[Figure data in JSON]
::::
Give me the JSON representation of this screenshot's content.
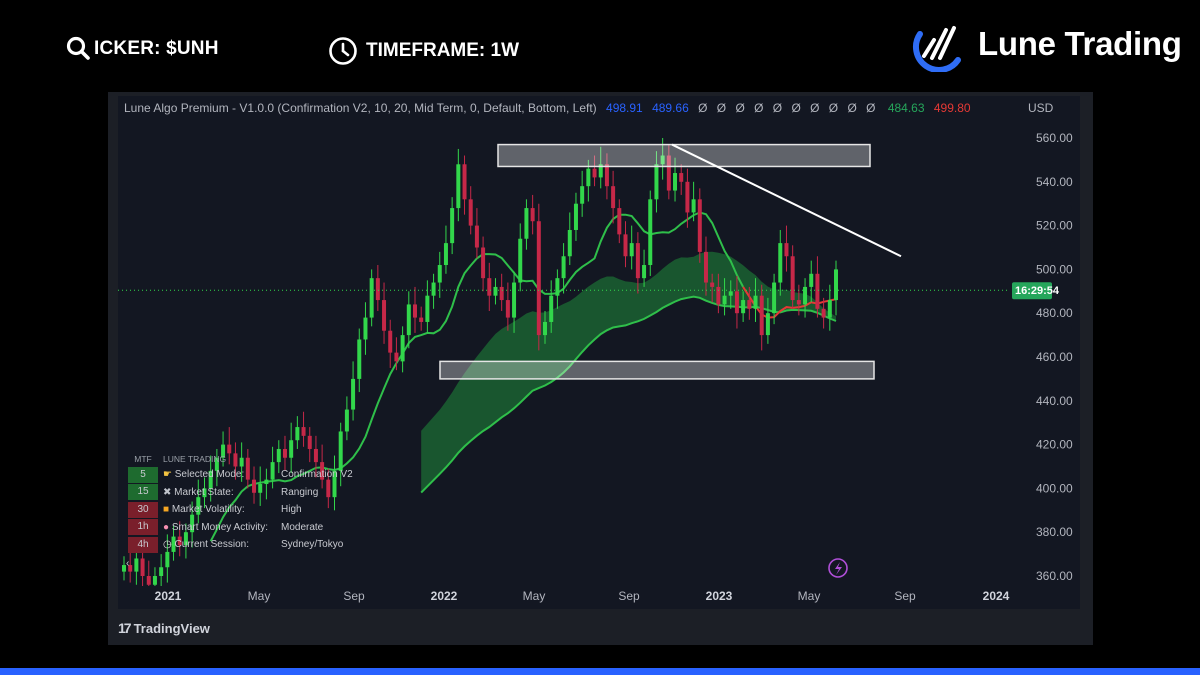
{
  "header": {
    "ticker_label": "ICKER: $UNH",
    "timeframe_label": "TIMEFRAME: 1W",
    "brand_name": "Lune Trading",
    "search_icon": "search-icon",
    "clock_icon": "clock-icon"
  },
  "indicator": {
    "label": "Lune Algo Premium - V1.0.0 (Confirmation V2, 10, 20, Mid Term, 0, Default, Bottom, Left)",
    "value_blue_1": "498.91",
    "value_blue_2": "489.66",
    "empty_values": "Ø Ø Ø Ø Ø Ø Ø Ø Ø Ø",
    "value_green": "484.63",
    "value_red": "499.80",
    "colors": {
      "blue": "#2962ff",
      "green": "#26a65b",
      "red": "#e53935",
      "text": "#b2b5be"
    }
  },
  "axis": {
    "currency": "USD",
    "price_ticks": [
      "560.00",
      "540.00",
      "520.00",
      "500.00",
      "480.00",
      "460.00",
      "440.00",
      "420.00",
      "400.00",
      "380.00",
      "360.00"
    ],
    "time_ticks": [
      "2021",
      "May",
      "Sep",
      "2022",
      "May",
      "Sep",
      "2023",
      "May",
      "Sep",
      "2024"
    ],
    "countdown": "16:29:54"
  },
  "mtf_table": {
    "header_left": "MTF",
    "header_right": "LUNE TRADING",
    "rows": [
      {
        "tf": "5",
        "label": "Selected Mode:",
        "value": "Confirmation V2",
        "color": "#1e6b2f"
      },
      {
        "tf": "15",
        "label": "Market State:",
        "value": "Ranging",
        "color": "#1e6b2f"
      },
      {
        "tf": "30",
        "label": "Market Volatility:",
        "value": "High",
        "color": "#7a1f2b"
      },
      {
        "tf": "1h",
        "label": "Smart Money Activity:",
        "value": "Moderate",
        "color": "#7a1f2b"
      },
      {
        "tf": "4h",
        "label": "Current Session:",
        "value": "Sydney/Tokyo",
        "color": "#7a1f2b"
      }
    ]
  },
  "footer": {
    "tradingview_label": "TradingView"
  },
  "chart_data": {
    "type": "candlestick",
    "title": "",
    "ticker": "$UNH",
    "timeframe": "1W",
    "ylim": [
      355,
      565
    ],
    "x_ticks": [
      "2021",
      "May",
      "Sep",
      "2022",
      "May",
      "Sep",
      "2023",
      "May",
      "Sep",
      "2024"
    ],
    "resistance_zone": [
      547,
      557
    ],
    "support_zone": [
      450,
      458
    ],
    "trendline": {
      "from_price": 557,
      "from_label": "Nov 2022",
      "to_price": 506,
      "to_label": "Aug 2023"
    },
    "current_price_line": 490.5,
    "candles_close": [
      365,
      362,
      368,
      360,
      356,
      360,
      364,
      371,
      378,
      374,
      380,
      388,
      396,
      400,
      408,
      414,
      420,
      416,
      410,
      414,
      404,
      398,
      402,
      404,
      412,
      418,
      414,
      422,
      428,
      424,
      418,
      412,
      404,
      396,
      408,
      426,
      436,
      450,
      468,
      478,
      496,
      486,
      472,
      462,
      458,
      470,
      484,
      478,
      476,
      488,
      494,
      502,
      512,
      528,
      548,
      532,
      520,
      510,
      496,
      488,
      492,
      486,
      478,
      494,
      514,
      528,
      522,
      470,
      476,
      488,
      496,
      506,
      518,
      530,
      538,
      546,
      542,
      548,
      538,
      528,
      516,
      506,
      512,
      496,
      502,
      532,
      548,
      552,
      536,
      544,
      540,
      526,
      532,
      508,
      494,
      492,
      484,
      488,
      490,
      480,
      486,
      482,
      488,
      470,
      480,
      494,
      512,
      506,
      486,
      484,
      492,
      498,
      482,
      478,
      486,
      500
    ]
  }
}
::::
#### REQUIREMENT:
Write out the listing above again, exactly, but with no pictures in the copy.

#### REPLY TO THE EXERCISE:
Give me the JSON representation of this screenshot's content.
{
  "header": {
    "ticker_label": "ICKER: $UNH",
    "timeframe_label": "TIMEFRAME: 1W",
    "brand_name": "Lune Trading",
    "search_icon": "search-icon",
    "clock_icon": "clock-icon"
  },
  "indicator": {
    "label": "Lune Algo Premium - V1.0.0 (Confirmation V2, 10, 20, Mid Term, 0, Default, Bottom, Left)",
    "value_blue_1": "498.91",
    "value_blue_2": "489.66",
    "empty_values": "Ø Ø Ø Ø Ø Ø Ø Ø Ø Ø",
    "value_green": "484.63",
    "value_red": "499.80",
    "colors": {
      "blue": "#2962ff",
      "green": "#26a65b",
      "red": "#e53935",
      "text": "#b2b5be"
    }
  },
  "axis": {
    "currency": "USD",
    "price_ticks": [
      "560.00",
      "540.00",
      "520.00",
      "500.00",
      "480.00",
      "460.00",
      "440.00",
      "420.00",
      "400.00",
      "380.00",
      "360.00"
    ],
    "time_ticks": [
      "2021",
      "May",
      "Sep",
      "2022",
      "May",
      "Sep",
      "2023",
      "May",
      "Sep",
      "2024"
    ],
    "countdown": "16:29:54"
  },
  "mtf_table": {
    "header_left": "MTF",
    "header_right": "LUNE TRADING",
    "rows": [
      {
        "tf": "5",
        "label": "Selected Mode:",
        "value": "Confirmation V2",
        "color": "#1e6b2f"
      },
      {
        "tf": "15",
        "label": "Market State:",
        "value": "Ranging",
        "color": "#1e6b2f"
      },
      {
        "tf": "30",
        "label": "Market Volatility:",
        "value": "High",
        "color": "#7a1f2b"
      },
      {
        "tf": "1h",
        "label": "Smart Money Activity:",
        "value": "Moderate",
        "color": "#7a1f2b"
      },
      {
        "tf": "4h",
        "label": "Current Session:",
        "value": "Sydney/Tokyo",
        "color": "#7a1f2b"
      }
    ]
  },
  "footer": {
    "tradingview_label": "TradingView"
  },
  "chart_data": {
    "type": "candlestick",
    "title": "",
    "ticker": "$UNH",
    "timeframe": "1W",
    "ylim": [
      355,
      565
    ],
    "x_ticks": [
      "2021",
      "May",
      "Sep",
      "2022",
      "May",
      "Sep",
      "2023",
      "May",
      "Sep",
      "2024"
    ],
    "resistance_zone": [
      547,
      557
    ],
    "support_zone": [
      450,
      458
    ],
    "trendline": {
      "from_price": 557,
      "from_label": "Nov 2022",
      "to_price": 506,
      "to_label": "Aug 2023"
    },
    "current_price_line": 490.5,
    "candles_close": [
      365,
      362,
      368,
      360,
      356,
      360,
      364,
      371,
      378,
      374,
      380,
      388,
      396,
      400,
      408,
      414,
      420,
      416,
      410,
      414,
      404,
      398,
      402,
      404,
      412,
      418,
      414,
      422,
      428,
      424,
      418,
      412,
      404,
      396,
      408,
      426,
      436,
      450,
      468,
      478,
      496,
      486,
      472,
      462,
      458,
      470,
      484,
      478,
      476,
      488,
      494,
      502,
      512,
      528,
      548,
      532,
      520,
      510,
      496,
      488,
      492,
      486,
      478,
      494,
      514,
      528,
      522,
      470,
      476,
      488,
      496,
      506,
      518,
      530,
      538,
      546,
      542,
      548,
      538,
      528,
      516,
      506,
      512,
      496,
      502,
      532,
      548,
      552,
      536,
      544,
      540,
      526,
      532,
      508,
      494,
      492,
      484,
      488,
      490,
      480,
      486,
      482,
      488,
      470,
      480,
      494,
      512,
      506,
      486,
      484,
      492,
      498,
      482,
      478,
      486,
      500
    ]
  }
}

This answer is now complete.